* begin RECORDS TO USE *
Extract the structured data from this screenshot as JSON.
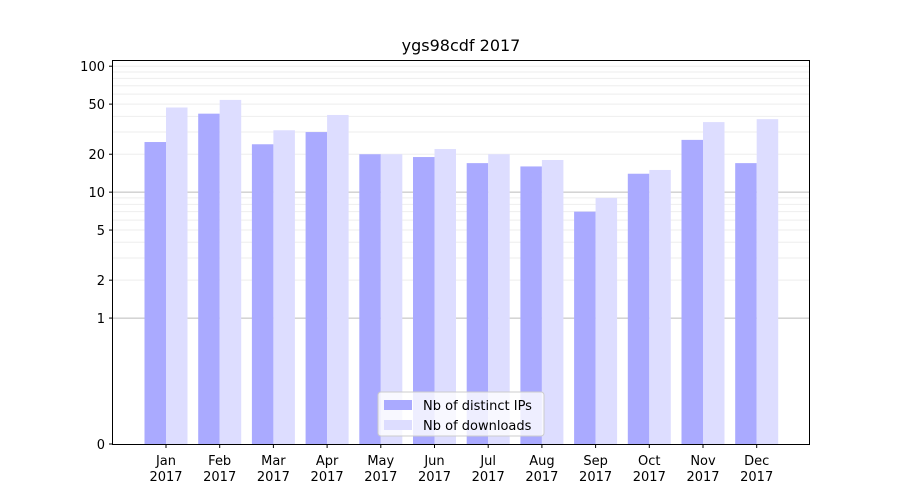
{
  "chart_data": {
    "type": "bar",
    "title": "ygs98cdf 2017",
    "xlabel": "",
    "ylabel": "",
    "y_scale": "symlog",
    "ylim": [
      0,
      110
    ],
    "yticks": [
      0,
      1,
      2,
      5,
      10,
      20,
      50,
      100
    ],
    "ytick_labels": [
      "0",
      "1",
      "2",
      "5",
      "10",
      "20",
      "50",
      "100"
    ],
    "major_gridlines": [
      1,
      10
    ],
    "minor_grid": true,
    "legend_position": "bottom-center",
    "categories": [
      [
        "Jan",
        "2017"
      ],
      [
        "Feb",
        "2017"
      ],
      [
        "Mar",
        "2017"
      ],
      [
        "Apr",
        "2017"
      ],
      [
        "May",
        "2017"
      ],
      [
        "Jun",
        "2017"
      ],
      [
        "Jul",
        "2017"
      ],
      [
        "Aug",
        "2017"
      ],
      [
        "Sep",
        "2017"
      ],
      [
        "Oct",
        "2017"
      ],
      [
        "Nov",
        "2017"
      ],
      [
        "Dec",
        "2017"
      ]
    ],
    "series": [
      {
        "name": "Nb of distinct IPs",
        "color": "#aaaaff",
        "values": [
          25,
          42,
          24,
          30,
          20,
          19,
          17,
          16,
          7,
          14,
          26,
          17
        ]
      },
      {
        "name": "Nb of downloads",
        "color": "#ddddff",
        "values": [
          47,
          54,
          31,
          41,
          20,
          22,
          20,
          18,
          9,
          15,
          36,
          38
        ]
      }
    ]
  }
}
* end RECORDS TO USE *
GIVEN INSTRUCTION –
Your copy should match the records word for word, with the pictures removed.

SOLUTION –
Extract the structured data from this screenshot as JSON.
{
  "chart_data": {
    "type": "bar",
    "title": "ygs98cdf 2017",
    "xlabel": "",
    "ylabel": "",
    "y_scale": "symlog",
    "ylim": [
      0,
      110
    ],
    "yticks": [
      0,
      1,
      2,
      5,
      10,
      20,
      50,
      100
    ],
    "ytick_labels": [
      "0",
      "1",
      "2",
      "5",
      "10",
      "20",
      "50",
      "100"
    ],
    "major_gridlines": [
      1,
      10
    ],
    "minor_grid": true,
    "legend_position": "bottom-center",
    "categories": [
      [
        "Jan",
        "2017"
      ],
      [
        "Feb",
        "2017"
      ],
      [
        "Mar",
        "2017"
      ],
      [
        "Apr",
        "2017"
      ],
      [
        "May",
        "2017"
      ],
      [
        "Jun",
        "2017"
      ],
      [
        "Jul",
        "2017"
      ],
      [
        "Aug",
        "2017"
      ],
      [
        "Sep",
        "2017"
      ],
      [
        "Oct",
        "2017"
      ],
      [
        "Nov",
        "2017"
      ],
      [
        "Dec",
        "2017"
      ]
    ],
    "series": [
      {
        "name": "Nb of distinct IPs",
        "color": "#aaaaff",
        "values": [
          25,
          42,
          24,
          30,
          20,
          19,
          17,
          16,
          7,
          14,
          26,
          17
        ]
      },
      {
        "name": "Nb of downloads",
        "color": "#ddddff",
        "values": [
          47,
          54,
          31,
          41,
          20,
          22,
          20,
          18,
          9,
          15,
          36,
          38
        ]
      }
    ]
  }
}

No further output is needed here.